WHAT YOU ARE ASKED TO DO:
Everything from the line containing "Extract the structured" to the last line of the records must be returned verbatim; nothing else belongs in the output.

-- START --

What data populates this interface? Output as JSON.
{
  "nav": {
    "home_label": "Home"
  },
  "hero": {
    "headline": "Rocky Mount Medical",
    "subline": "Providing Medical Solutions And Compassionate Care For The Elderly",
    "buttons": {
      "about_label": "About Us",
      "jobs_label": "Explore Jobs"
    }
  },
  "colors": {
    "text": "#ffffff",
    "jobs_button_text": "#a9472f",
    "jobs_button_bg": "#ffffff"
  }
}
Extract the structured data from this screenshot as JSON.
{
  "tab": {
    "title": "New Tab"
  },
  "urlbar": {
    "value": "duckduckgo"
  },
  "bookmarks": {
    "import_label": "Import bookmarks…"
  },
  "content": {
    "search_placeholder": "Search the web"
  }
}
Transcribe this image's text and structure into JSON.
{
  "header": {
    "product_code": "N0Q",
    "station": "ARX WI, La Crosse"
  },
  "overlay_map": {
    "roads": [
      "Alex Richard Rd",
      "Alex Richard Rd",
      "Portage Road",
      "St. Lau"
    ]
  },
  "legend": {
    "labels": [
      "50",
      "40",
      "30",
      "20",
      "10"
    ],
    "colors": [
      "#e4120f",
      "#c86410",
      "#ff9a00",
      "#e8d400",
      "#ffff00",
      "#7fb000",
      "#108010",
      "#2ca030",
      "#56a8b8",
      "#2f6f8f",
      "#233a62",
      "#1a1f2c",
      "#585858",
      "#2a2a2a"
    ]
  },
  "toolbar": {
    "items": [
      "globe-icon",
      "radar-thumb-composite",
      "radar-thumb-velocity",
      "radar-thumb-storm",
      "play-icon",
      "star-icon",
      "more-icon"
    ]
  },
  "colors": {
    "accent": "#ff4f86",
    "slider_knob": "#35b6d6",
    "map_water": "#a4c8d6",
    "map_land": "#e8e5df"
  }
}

-- END --

RESPONSE TO THE EXERCISE:
Extract the structured data from this screenshot as JSON.
{
  "tab": {
    "title": "New Tab"
  },
  "urlbar": {
    "value": "duckduckgo"
  },
  "bookmarks": {
    "import_label": "Import bookmarks…"
  },
  "content": {
    "search_placeholder": "Search the web"
  }
}
Transcribe this image's text and structure into JSON.
{
  "header": {
    "product_code": "N0Q",
    "station": "ARX WI, La Crosse"
  },
  "overlay_map": {
    "roads": [
      "Alex Richard Rd",
      "Alex Richard Rd",
      "Portage Road",
      "St. Lau"
    ]
  },
  "legend": {
    "labels": [
      "50",
      "40",
      "30",
      "20",
      "10"
    ],
    "colors": [
      "#e4120f",
      "#c86410",
      "#ff9a00",
      "#e8d400",
      "#ffff00",
      "#7fb000",
      "#108010",
      "#2ca030",
      "#56a8b8",
      "#2f6f8f",
      "#233a62",
      "#1a1f2c",
      "#585858",
      "#2a2a2a"
    ]
  },
  "toolbar": {
    "items": [
      "globe-icon",
      "radar-thumb-composite",
      "radar-thumb-velocity",
      "radar-thumb-storm",
      "play-icon",
      "star-icon",
      "more-icon"
    ]
  },
  "colors": {
    "accent": "#ff4f86",
    "slider_knob": "#35b6d6",
    "map_water": "#a4c8d6",
    "map_land": "#e8e5df"
  }
}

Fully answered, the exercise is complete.